Extracted data entries:
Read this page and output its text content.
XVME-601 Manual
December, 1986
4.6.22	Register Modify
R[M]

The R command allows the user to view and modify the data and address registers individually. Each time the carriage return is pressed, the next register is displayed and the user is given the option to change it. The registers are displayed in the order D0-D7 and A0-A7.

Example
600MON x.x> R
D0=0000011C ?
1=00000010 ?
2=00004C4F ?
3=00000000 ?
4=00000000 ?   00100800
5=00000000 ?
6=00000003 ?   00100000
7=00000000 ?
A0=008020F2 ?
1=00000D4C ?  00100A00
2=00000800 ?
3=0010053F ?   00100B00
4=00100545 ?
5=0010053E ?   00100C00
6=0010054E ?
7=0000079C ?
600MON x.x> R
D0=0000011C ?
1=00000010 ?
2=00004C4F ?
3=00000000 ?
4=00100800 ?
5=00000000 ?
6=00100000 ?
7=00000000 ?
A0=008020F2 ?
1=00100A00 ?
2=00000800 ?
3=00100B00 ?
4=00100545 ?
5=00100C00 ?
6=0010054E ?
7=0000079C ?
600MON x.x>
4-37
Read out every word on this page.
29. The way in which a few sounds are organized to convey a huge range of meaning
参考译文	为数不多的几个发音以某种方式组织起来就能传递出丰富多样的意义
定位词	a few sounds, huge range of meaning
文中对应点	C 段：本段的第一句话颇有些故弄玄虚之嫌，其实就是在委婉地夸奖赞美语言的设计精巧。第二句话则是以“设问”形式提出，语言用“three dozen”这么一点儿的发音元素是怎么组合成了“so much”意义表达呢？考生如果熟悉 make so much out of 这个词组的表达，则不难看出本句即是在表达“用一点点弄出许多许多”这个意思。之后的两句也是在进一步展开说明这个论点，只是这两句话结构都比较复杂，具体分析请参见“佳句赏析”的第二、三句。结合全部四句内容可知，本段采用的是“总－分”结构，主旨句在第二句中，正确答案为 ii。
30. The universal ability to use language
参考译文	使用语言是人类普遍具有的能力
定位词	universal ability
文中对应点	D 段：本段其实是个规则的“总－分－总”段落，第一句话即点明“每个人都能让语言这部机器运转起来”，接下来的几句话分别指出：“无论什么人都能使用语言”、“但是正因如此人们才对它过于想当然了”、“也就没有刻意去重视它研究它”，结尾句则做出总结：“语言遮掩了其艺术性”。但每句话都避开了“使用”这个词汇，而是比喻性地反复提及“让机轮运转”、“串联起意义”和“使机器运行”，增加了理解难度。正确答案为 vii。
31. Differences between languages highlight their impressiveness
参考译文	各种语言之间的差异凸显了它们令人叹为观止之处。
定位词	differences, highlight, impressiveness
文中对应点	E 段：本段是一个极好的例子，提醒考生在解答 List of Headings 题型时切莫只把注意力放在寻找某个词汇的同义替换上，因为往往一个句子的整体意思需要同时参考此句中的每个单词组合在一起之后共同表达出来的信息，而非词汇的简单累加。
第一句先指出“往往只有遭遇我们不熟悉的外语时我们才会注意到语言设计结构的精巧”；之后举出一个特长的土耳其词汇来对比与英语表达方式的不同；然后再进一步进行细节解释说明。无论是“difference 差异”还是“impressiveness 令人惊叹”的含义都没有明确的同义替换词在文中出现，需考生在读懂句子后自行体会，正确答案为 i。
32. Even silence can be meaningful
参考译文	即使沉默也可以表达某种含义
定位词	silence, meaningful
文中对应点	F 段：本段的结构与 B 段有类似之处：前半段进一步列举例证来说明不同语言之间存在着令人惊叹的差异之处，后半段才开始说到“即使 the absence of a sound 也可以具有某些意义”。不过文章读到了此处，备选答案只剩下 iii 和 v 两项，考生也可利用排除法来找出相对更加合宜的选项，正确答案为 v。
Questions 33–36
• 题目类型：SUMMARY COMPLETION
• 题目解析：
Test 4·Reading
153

• **Job**:
Write out all the records above again, exactly as they stand.

• **Response for this exercise**:
Read this page and output its text content.
XVME-601 Manual
December, 1986
4.6.22	Register Modify
R[M]

The R command allows the user to view and modify the data and address registers individually. Each time the carriage return is pressed, the next register is displayed and the user is given the option to change it. The registers are displayed in the order D0-D7 and A0-A7.

Example
600MON x.x> R
D0=0000011C ?
1=00000010 ?
2=00004C4F ?
3=00000000 ?
4=00000000 ?   00100800
5=00000000 ?
6=00000003 ?   00100000
7=00000000 ?
A0=008020F2 ?
1=00000D4C ?  00100A00
2=00000800 ?
3=0010053F ?   00100B00
4=00100545 ?
5=0010053E ?   00100C00
6=0010054E ?
7=0000079C ?
600MON x.x> R
D0=0000011C ?
1=00000010 ?
2=00004C4F ?
3=00000000 ?
4=00100800 ?
5=00000000 ?
6=00100000 ?
7=00000000 ?
A0=008020F2 ?
1=00100A00 ?
2=00000800 ?
3=00100B00 ?
4=00100545 ?
5=00100C00 ?
6=0010054E ?
7=0000079C ?
600MON x.x>
4-37
Read out every word on this page.
29. The way in which a few sounds are organized to convey a huge range of meaning
参考译文	为数不多的几个发音以某种方式组织起来就能传递出丰富多样的意义
定位词	a few sounds, huge range of meaning
文中对应点	C 段：本段的第一句话颇有些故弄玄虚之嫌，其实就是在委婉地夸奖赞美语言的设计精巧。第二句话则是以“设问”形式提出，语言用“three dozen”这么一点儿的发音元素是怎么组合成了“so much”意义表达呢？考生如果熟悉 make so much out of 这个词组的表达，则不难看出本句即是在表达“用一点点弄出许多许多”这个意思。之后的两句也是在进一步展开说明这个论点，只是这两句话结构都比较复杂，具体分析请参见“佳句赏析”的第二、三句。结合全部四句内容可知，本段采用的是“总－分”结构，主旨句在第二句中，正确答案为 ii。
30. The universal ability to use language
参考译文	使用语言是人类普遍具有的能力
定位词	universal ability
文中对应点	D 段：本段其实是个规则的“总－分－总”段落，第一句话即点明“每个人都能让语言这部机器运转起来”，接下来的几句话分别指出：“无论什么人都能使用语言”、“但是正因如此人们才对它过于想当然了”、“也就没有刻意去重视它研究它”，结尾句则做出总结：“语言遮掩了其艺术性”。但每句话都避开了“使用”这个词汇，而是比喻性地反复提及“让机轮运转”、“串联起意义”和“使机器运行”，增加了理解难度。正确答案为 vii。
31. Differences between languages highlight their impressiveness
参考译文	各种语言之间的差异凸显了它们令人叹为观止之处。
定位词	differences, highlight, impressiveness
文中对应点	E 段：本段是一个极好的例子，提醒考生在解答 List of Headings 题型时切莫只把注意力放在寻找某个词汇的同义替换上，因为往往一个句子的整体意思需要同时参考此句中的每个单词组合在一起之后共同表达出来的信息，而非词汇的简单累加。
第一句先指出“往往只有遭遇我们不熟悉的外语时我们才会注意到语言设计结构的精巧”；之后举出一个特长的土耳其词汇来对比与英语表达方式的不同；然后再进一步进行细节解释说明。无论是“difference 差异”还是“impressiveness 令人惊叹”的含义都没有明确的同义替换词在文中出现，需考生在读懂句子后自行体会，正确答案为 i。
32. Even silence can be meaningful
参考译文	即使沉默也可以表达某种含义
定位词	silence, meaningful
文中对应点	F 段：本段的结构与 B 段有类似之处：前半段进一步列举例证来说明不同语言之间存在着令人惊叹的差异之处，后半段才开始说到“即使 the absence of a sound 也可以具有某些意义”。不过文章读到了此处，备选答案只剩下 iii 和 v 两项，考生也可利用排除法来找出相对更加合宜的选项，正确答案为 v。
Questions 33–36
• 题目类型：SUMMARY COMPLETION
• 题目解析：
Test 4·Reading
153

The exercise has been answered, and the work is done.